**Record list:**
[start]

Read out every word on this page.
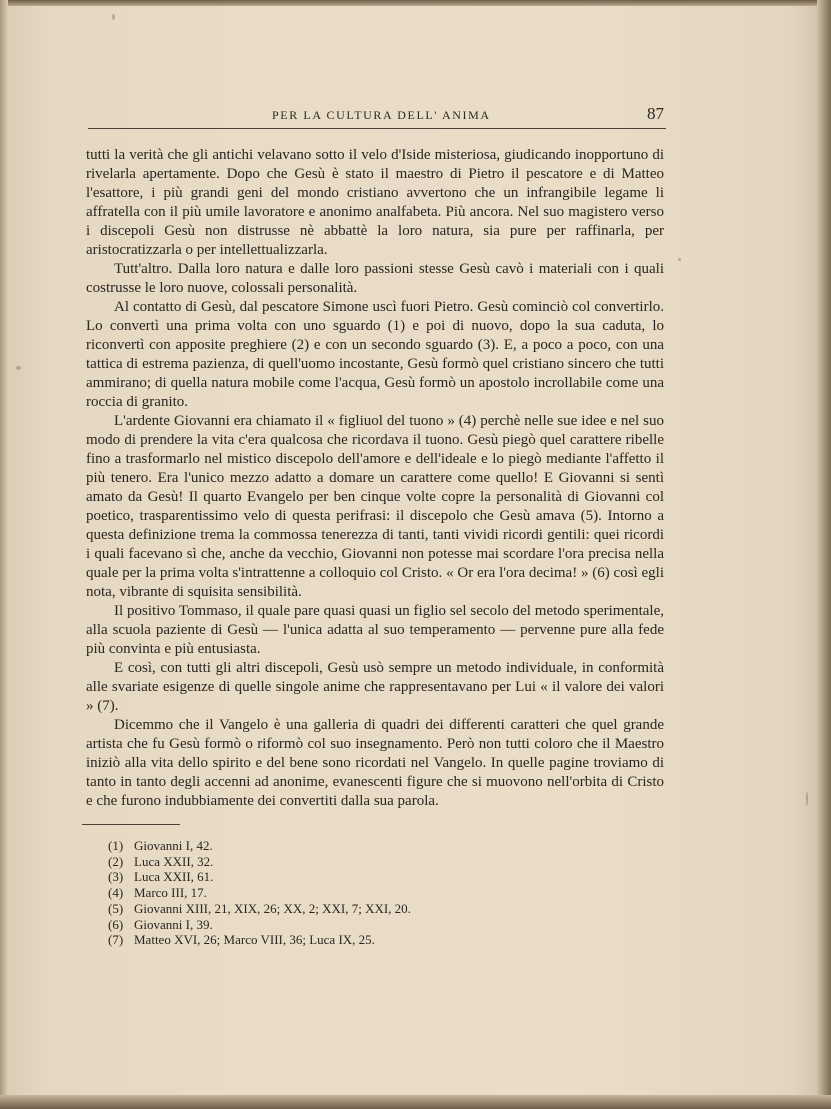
PER LA CULTURA DELL' ANIMA	87

tutti la verità che gli antichi velavano sotto il velo d'Iside misteriosa, giudicando inopportuno di rivelarla apertamente. Dopo che Gesù è stato il maestro di Pietro il pescatore e di Matteo l'esattore, i più grandi geni del mondo cristiano avvertono che un infrangibile legame li affratella con il più umile lavoratore e anonimo analfabeta. Più ancora. Nel suo magistero verso i discepoli Gesù non distrusse nè abbattè la loro natura, sia pure per raffinarla, per aristocratizzarla o per intellettualizzarla.

Tutt'altro. Dalla loro natura e dalle loro passioni stesse Gesù cavò i materiali con i quali costrusse le loro nuove, colossali personalità.

Al contatto di Gesù, dal pescatore Simone uscì fuori Pietro. Gesù cominciò col convertirlo. Lo convertì una prima volta con uno sguardo (1) e poi di nuovo, dopo la sua caduta, lo riconvertì con apposite preghiere (2) e con un secondo sguardo (3). E, a poco a poco, con una tattica di estrema pazienza, di quell'uomo incostante, Gesù formò quel cristiano sincero che tutti ammirano; di quella natura mobile come l'acqua, Gesù formò un apostolo incrollabile come una roccia di granito.

L'ardente Giovanni era chiamato il « figliuol del tuono » (4) perchè nelle sue idee e nel suo modo di prendere la vita c'era qualcosa che ricordava il tuono. Gesù piegò quel carattere ribelle fino a trasformarlo nel mistico discepolo dell'amore e dell'ideale e lo piegò mediante l'affetto il più tenero. Era l'unico mezzo adatto a domare un carattere come quello! E Giovanni si sentì amato da Gesù! Il quarto Evangelo per ben cinque volte copre la personalità di Giovanni col poetico, trasparentissimo velo di questa perifrasi: il discepolo che Gesù amava (5). Intorno a questa definizione trema la commossa tenerezza di tanti, tanti vividi ricordi gentili: quei ricordi i quali facevano sì che, anche da vecchio, Giovanni non potesse mai scordare l'ora precisa nella quale per la prima volta s'intrattenne a colloquio col Cristo. « Or era l'ora decima! » (6) così egli nota, vibrante di squisita sensibilità.

Il positivo Tommaso, il quale pare quasi quasi un figlio sel secolo del metodo sperimentale, alla scuola paziente di Gesù — l'unica adatta al suo temperamento — pervenne pure alla fede più convinta e più entusiasta.

E così, con tutti gli altri discepoli, Gesù usò sempre un metodo individuale, in conformità alle svariate esigenze di quelle singole anime che rappresentavano per Lui « il valore dei valori » (7).

Dicemmo che il Vangelo è una galleria di quadri dei differenti caratteri che quel grande artista che fu Gesù formò o riformò col suo insegnamento. Però non tutti coloro che il Maestro iniziò alla vita dello spirito e del bene sono ricordati nel Vangelo. In quelle pagine troviamo di tanto in tanto degli accenni ad anonime, evanescenti figure che si muovono nell'orbita di Cristo e che furono indubbiamente dei convertiti dalla sua parola.

(1) Giovanni I, 42.
(2) Luca XXII, 32.
(3) Luca XXII, 61.
(4) Marco III, 17.
(5) Giovanni XIII, 21, XIX, 26; XX, 2; XXI, 7; XXI, 20.
(6) Giovanni I, 39.
(7) Matteo XVI, 26; Marco VIII, 36; Luca IX, 25.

[end]

Repeat the material exactly as it reads, without any of its pictures.

**Answer to the task:**
Read out every word on this page.
PER LA CULTURA DELL' ANIMA	87

tutti la verità che gli antichi velavano sotto il velo d'Iside misteriosa, giudicando inopportuno di rivelarla apertamente. Dopo che Gesù è stato il maestro di Pietro il pescatore e di Matteo l'esattore, i più grandi geni del mondo cristiano avvertono che un infrangibile legame li affratella con il più umile lavoratore e anonimo analfabeta. Più ancora. Nel suo magistero verso i discepoli Gesù non distrusse nè abbattè la loro natura, sia pure per raffinarla, per aristocratizzarla o per intellettualizzarla.

Tutt'altro. Dalla loro natura e dalle loro passioni stesse Gesù cavò i materiali con i quali costrusse le loro nuove, colossali personalità.

Al contatto di Gesù, dal pescatore Simone uscì fuori Pietro. Gesù cominciò col convertirlo. Lo convertì una prima volta con uno sguardo (1) e poi di nuovo, dopo la sua caduta, lo riconvertì con apposite preghiere (2) e con un secondo sguardo (3). E, a poco a poco, con una tattica di estrema pazienza, di quell'uomo incostante, Gesù formò quel cristiano sincero che tutti ammirano; di quella natura mobile come l'acqua, Gesù formò un apostolo incrollabile come una roccia di granito.

L'ardente Giovanni era chiamato il « figliuol del tuono » (4) perchè nelle sue idee e nel suo modo di prendere la vita c'era qualcosa che ricordava il tuono. Gesù piegò quel carattere ribelle fino a trasformarlo nel mistico discepolo dell'amore e dell'ideale e lo piegò mediante l'affetto il più tenero. Era l'unico mezzo adatto a domare un carattere come quello! E Giovanni si sentì amato da Gesù! Il quarto Evangelo per ben cinque volte copre la personalità di Giovanni col poetico, trasparentissimo velo di questa perifrasi: il discepolo che Gesù amava (5). Intorno a questa definizione trema la commossa tenerezza di tanti, tanti vividi ricordi gentili: quei ricordi i quali facevano sì che, anche da vecchio, Giovanni non potesse mai scordare l'ora precisa nella quale per la prima volta s'intrattenne a colloquio col Cristo. « Or era l'ora decima! » (6) così egli nota, vibrante di squisita sensibilità.

Il positivo Tommaso, il quale pare quasi quasi un figlio sel secolo del metodo sperimentale, alla scuola paziente di Gesù — l'unica adatta al suo temperamento — pervenne pure alla fede più convinta e più entusiasta.

E così, con tutti gli altri discepoli, Gesù usò sempre un metodo individuale, in conformità alle svariate esigenze di quelle singole anime che rappresentavano per Lui « il valore dei valori » (7).

Dicemmo che il Vangelo è una galleria di quadri dei differenti caratteri che quel grande artista che fu Gesù formò o riformò col suo insegnamento. Però non tutti coloro che il Maestro iniziò alla vita dello spirito e del bene sono ricordati nel Vangelo. In quelle pagine troviamo di tanto in tanto degli accenni ad anonime, evanescenti figure che si muovono nell'orbita di Cristo e che furono indubbiamente dei convertiti dalla sua parola.

(1) Giovanni I, 42.
(2) Luca XXII, 32.
(3) Luca XXII, 61.
(4) Marco III, 17.
(5) Giovanni XIII, 21, XIX, 26; XX, 2; XXI, 7; XXI, 20.
(6) Giovanni I, 39.
(7) Matteo XVI, 26; Marco VIII, 36; Luca IX, 25.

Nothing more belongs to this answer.